- **GIVEN INFORMATION**:
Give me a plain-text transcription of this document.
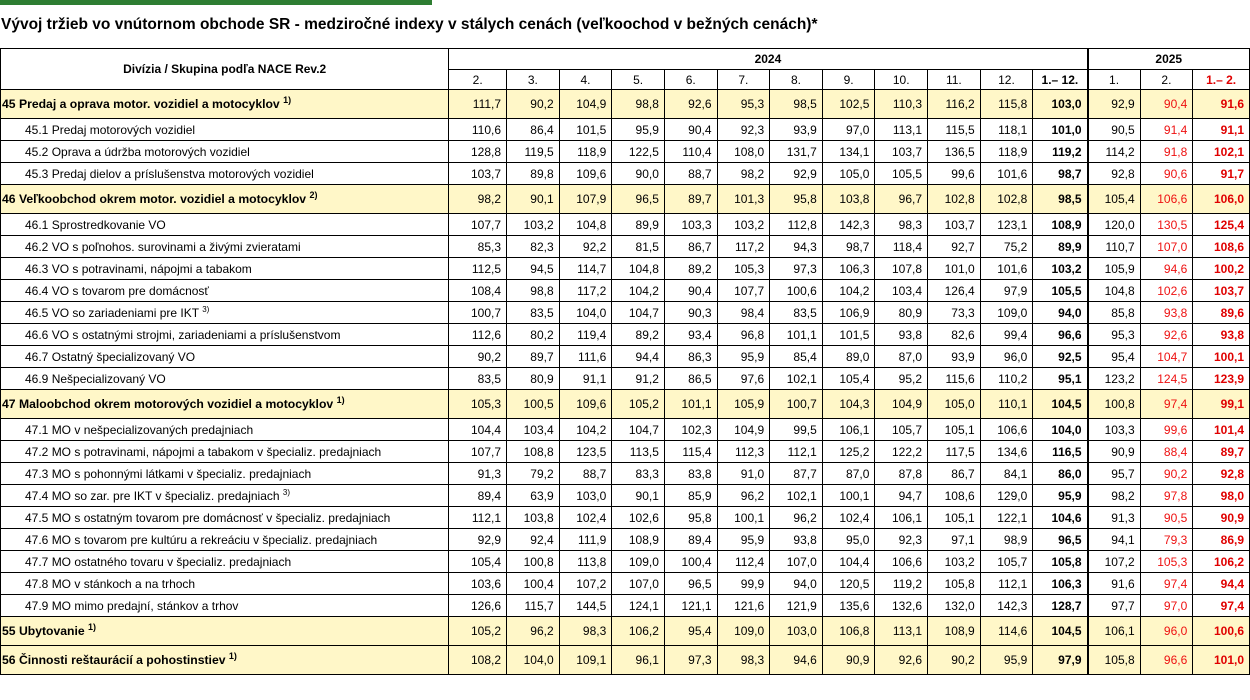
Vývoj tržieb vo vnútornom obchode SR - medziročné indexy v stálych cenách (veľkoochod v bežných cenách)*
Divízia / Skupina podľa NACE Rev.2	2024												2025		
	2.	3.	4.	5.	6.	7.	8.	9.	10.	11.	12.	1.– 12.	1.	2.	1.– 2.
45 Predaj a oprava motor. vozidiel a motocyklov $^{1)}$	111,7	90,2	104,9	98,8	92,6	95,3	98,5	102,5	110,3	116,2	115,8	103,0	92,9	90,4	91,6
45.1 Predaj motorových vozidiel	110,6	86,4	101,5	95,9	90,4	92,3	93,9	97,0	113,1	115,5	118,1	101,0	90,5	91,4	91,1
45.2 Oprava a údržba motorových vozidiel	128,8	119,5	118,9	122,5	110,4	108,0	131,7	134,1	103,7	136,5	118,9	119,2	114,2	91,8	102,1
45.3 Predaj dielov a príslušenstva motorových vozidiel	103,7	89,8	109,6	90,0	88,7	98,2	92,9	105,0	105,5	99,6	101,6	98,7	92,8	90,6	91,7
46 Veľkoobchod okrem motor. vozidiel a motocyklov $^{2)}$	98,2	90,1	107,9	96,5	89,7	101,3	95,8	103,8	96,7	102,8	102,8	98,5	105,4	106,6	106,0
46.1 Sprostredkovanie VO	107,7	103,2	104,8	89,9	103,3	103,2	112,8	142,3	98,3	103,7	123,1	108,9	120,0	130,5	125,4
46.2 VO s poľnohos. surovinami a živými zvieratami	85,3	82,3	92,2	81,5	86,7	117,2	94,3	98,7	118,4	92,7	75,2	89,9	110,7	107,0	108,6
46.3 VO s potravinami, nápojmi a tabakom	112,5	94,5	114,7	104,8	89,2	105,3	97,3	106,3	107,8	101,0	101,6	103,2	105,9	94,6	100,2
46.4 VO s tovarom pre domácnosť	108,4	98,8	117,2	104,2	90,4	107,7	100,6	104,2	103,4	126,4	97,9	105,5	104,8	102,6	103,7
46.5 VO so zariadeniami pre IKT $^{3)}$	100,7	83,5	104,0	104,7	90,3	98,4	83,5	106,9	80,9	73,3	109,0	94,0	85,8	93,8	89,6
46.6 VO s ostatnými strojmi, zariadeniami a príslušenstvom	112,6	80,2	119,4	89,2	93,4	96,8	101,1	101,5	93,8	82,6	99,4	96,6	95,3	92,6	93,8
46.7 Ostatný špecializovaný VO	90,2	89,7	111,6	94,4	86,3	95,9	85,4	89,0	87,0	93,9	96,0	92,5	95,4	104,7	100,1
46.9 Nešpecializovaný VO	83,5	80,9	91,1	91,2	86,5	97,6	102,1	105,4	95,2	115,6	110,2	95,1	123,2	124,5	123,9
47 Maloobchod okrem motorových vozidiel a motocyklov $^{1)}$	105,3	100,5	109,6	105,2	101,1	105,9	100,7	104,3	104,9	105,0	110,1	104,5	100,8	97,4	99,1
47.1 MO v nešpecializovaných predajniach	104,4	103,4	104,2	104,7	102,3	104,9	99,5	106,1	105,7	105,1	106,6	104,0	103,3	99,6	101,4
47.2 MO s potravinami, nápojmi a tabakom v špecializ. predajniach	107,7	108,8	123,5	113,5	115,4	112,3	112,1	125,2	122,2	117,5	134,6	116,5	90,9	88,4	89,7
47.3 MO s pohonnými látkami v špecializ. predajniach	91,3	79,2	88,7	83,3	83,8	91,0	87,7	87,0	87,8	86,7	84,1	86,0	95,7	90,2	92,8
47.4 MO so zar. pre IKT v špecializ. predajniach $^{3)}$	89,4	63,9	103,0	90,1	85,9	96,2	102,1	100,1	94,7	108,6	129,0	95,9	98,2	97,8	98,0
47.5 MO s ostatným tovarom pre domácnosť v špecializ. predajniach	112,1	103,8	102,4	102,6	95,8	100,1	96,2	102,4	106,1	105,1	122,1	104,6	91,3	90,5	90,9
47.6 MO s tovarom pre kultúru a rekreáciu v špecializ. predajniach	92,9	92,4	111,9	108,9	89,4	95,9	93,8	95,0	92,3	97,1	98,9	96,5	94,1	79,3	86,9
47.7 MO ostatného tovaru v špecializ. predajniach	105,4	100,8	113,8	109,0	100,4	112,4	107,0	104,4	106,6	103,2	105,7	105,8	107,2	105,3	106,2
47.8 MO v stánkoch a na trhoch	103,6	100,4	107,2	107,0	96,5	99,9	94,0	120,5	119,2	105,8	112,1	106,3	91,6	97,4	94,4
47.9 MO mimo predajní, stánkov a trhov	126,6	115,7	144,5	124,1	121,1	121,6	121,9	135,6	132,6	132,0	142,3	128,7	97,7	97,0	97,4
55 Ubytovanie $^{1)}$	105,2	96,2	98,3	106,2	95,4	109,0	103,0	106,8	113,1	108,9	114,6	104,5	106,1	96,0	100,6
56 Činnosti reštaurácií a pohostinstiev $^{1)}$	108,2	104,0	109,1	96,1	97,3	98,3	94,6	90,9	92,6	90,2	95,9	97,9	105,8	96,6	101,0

- **EXERCISE GOAL**:
Return all lines containing the word "tabakom".

- **REPLY**:
46.3 VO s potravinami, nápojmi a tabakom	112,5	94,5	114,7	104,8	89,2	105,3	97,3	106,3	107,8	101,0	101,6	103,2	105,9	94,6	100,2
47.2 MO s potravinami, nápojmi a tabakom v špecializ. predajniach	107,7	108,8	123,5	113,5	115,4	112,3	112,1	125,2	122,2	117,5	134,6	116,5	90,9	88,4	89,7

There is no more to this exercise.